WHAT THE TASK REQUIRES –
Which lines hold the word "date"? Copy each one.

— Start DATA PROVIDED —

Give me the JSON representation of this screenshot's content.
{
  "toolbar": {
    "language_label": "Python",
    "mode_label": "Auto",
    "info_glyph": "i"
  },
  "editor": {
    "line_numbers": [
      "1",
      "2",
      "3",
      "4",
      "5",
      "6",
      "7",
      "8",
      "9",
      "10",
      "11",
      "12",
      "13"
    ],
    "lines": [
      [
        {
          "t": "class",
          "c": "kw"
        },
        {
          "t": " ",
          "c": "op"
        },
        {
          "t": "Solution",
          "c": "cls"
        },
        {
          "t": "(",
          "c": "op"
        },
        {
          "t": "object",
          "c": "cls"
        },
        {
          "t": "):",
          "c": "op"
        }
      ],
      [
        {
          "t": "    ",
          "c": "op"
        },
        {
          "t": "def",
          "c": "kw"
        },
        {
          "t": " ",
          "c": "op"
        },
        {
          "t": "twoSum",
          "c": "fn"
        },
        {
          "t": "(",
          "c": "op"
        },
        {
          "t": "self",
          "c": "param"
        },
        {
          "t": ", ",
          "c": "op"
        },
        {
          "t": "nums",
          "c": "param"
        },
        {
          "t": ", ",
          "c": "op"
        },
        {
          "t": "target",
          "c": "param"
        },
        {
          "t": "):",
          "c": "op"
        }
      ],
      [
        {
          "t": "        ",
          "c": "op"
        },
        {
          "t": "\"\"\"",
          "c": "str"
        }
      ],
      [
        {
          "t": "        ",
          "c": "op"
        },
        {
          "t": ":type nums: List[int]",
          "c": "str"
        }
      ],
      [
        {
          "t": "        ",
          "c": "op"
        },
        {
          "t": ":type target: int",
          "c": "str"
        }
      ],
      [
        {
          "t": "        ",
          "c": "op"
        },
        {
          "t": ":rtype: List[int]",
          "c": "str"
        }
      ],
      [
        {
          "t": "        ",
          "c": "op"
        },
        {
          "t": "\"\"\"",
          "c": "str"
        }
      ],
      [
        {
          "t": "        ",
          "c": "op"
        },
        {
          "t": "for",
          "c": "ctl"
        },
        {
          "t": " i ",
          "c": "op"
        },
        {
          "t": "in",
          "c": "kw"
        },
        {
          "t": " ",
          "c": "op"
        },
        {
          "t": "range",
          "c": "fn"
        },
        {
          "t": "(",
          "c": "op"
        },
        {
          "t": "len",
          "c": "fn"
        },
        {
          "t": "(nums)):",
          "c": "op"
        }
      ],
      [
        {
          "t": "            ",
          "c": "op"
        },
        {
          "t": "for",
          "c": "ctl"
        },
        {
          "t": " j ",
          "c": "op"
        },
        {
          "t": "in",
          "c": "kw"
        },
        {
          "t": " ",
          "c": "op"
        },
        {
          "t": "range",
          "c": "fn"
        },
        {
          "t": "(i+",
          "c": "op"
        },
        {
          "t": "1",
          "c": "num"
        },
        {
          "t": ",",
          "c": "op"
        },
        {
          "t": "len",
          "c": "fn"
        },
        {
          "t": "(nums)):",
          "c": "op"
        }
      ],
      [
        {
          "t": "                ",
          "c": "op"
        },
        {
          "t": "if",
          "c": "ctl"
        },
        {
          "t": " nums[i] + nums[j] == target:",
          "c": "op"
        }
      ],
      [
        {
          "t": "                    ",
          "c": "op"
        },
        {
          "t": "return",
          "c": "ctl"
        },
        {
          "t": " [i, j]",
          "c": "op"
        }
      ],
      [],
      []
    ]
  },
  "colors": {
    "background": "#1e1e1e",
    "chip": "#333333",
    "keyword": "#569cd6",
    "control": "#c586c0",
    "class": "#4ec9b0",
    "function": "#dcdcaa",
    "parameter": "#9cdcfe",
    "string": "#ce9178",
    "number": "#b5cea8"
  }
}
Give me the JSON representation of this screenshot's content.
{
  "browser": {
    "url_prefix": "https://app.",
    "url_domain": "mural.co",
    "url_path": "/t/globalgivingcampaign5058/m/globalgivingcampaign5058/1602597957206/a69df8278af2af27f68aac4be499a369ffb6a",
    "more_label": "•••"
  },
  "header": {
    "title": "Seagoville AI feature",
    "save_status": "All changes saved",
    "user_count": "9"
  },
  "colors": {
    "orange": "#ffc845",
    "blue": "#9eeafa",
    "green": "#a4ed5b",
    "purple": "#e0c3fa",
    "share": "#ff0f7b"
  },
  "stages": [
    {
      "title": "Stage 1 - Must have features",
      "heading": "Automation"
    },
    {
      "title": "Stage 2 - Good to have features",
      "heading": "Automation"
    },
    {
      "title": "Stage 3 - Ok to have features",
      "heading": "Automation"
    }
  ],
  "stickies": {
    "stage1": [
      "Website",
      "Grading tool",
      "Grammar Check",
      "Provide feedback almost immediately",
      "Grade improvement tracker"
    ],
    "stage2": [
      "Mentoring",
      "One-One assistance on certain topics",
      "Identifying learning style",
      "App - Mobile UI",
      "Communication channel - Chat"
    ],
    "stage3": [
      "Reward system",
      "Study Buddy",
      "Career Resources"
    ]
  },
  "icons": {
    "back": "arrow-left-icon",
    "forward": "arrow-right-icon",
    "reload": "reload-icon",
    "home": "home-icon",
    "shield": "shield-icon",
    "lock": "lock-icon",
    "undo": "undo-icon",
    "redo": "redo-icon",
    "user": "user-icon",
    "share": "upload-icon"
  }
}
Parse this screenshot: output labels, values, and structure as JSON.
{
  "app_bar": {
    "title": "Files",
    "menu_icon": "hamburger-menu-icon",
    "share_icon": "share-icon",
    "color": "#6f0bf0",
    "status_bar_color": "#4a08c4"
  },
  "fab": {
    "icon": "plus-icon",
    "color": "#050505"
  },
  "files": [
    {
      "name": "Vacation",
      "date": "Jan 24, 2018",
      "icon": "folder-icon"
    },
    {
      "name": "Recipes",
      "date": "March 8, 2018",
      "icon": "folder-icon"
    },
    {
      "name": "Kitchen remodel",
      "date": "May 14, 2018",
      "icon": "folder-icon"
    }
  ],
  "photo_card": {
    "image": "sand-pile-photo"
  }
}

— End DATA PROVIDED —

CORRECT ANSWER –
      "date": "Jan 24, 2018",
      "date": "March 8, 2018",
      "date": "May 14, 2018",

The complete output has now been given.